--- begin Items ---

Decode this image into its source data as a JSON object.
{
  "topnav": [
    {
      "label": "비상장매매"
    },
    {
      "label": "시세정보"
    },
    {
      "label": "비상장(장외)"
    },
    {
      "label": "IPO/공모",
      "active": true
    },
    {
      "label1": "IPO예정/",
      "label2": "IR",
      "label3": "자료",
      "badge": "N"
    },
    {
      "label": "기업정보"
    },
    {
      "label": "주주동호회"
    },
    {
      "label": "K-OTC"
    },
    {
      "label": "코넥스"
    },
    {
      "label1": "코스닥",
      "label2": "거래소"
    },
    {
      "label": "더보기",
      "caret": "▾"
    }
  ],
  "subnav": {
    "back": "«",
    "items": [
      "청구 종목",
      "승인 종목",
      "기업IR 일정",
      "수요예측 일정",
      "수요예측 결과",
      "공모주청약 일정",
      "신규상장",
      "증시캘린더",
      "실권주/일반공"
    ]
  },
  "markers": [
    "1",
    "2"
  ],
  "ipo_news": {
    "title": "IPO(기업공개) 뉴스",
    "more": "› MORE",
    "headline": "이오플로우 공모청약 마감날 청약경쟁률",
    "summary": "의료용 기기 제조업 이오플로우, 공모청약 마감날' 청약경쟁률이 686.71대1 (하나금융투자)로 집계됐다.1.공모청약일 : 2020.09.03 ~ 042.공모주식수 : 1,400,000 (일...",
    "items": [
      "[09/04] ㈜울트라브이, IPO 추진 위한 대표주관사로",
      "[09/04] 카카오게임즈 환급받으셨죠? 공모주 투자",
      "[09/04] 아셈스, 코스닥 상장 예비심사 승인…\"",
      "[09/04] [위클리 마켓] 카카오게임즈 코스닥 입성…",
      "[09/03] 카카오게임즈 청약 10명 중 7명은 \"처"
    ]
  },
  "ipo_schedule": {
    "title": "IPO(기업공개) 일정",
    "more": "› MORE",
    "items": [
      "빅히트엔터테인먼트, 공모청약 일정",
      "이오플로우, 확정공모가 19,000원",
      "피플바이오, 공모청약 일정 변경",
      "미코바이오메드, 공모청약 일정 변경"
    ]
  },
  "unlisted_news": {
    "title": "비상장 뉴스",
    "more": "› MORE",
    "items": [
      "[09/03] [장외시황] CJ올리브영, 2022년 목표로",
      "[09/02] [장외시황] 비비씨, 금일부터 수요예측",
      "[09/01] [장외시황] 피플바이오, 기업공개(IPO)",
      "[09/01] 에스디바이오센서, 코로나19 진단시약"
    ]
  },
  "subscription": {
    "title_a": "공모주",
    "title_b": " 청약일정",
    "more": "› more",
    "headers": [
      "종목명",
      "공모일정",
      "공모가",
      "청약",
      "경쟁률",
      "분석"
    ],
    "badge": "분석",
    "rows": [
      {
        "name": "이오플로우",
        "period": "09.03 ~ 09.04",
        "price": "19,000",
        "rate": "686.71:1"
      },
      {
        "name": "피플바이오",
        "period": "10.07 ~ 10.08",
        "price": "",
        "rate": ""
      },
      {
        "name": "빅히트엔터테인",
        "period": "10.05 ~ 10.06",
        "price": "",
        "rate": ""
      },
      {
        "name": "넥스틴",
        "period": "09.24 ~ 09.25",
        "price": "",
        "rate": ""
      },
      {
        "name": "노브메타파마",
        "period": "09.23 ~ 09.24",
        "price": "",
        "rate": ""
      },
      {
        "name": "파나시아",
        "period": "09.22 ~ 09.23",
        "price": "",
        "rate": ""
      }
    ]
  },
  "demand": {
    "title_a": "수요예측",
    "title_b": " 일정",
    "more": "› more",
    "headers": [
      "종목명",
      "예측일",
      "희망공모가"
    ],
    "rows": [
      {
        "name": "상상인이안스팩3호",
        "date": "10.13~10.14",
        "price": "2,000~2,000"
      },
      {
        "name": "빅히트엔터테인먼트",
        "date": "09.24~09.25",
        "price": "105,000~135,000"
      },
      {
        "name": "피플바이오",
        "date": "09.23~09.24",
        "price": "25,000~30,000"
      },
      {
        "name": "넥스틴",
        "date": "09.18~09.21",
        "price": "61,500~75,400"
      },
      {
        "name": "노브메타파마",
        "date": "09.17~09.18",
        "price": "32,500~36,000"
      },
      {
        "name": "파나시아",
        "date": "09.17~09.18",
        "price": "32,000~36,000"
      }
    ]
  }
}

--- end Items ---

Work instructions -> From the listing above, copy all lines holding the word "피플바이오".

Solution for this exercise ->
      "피플바이오, 공모청약 일정 변경",
      "[09/01] [장외시황] 피플바이오, 기업공개(IPO)",
        "name": "피플바이오",
        "name": "피플바이오",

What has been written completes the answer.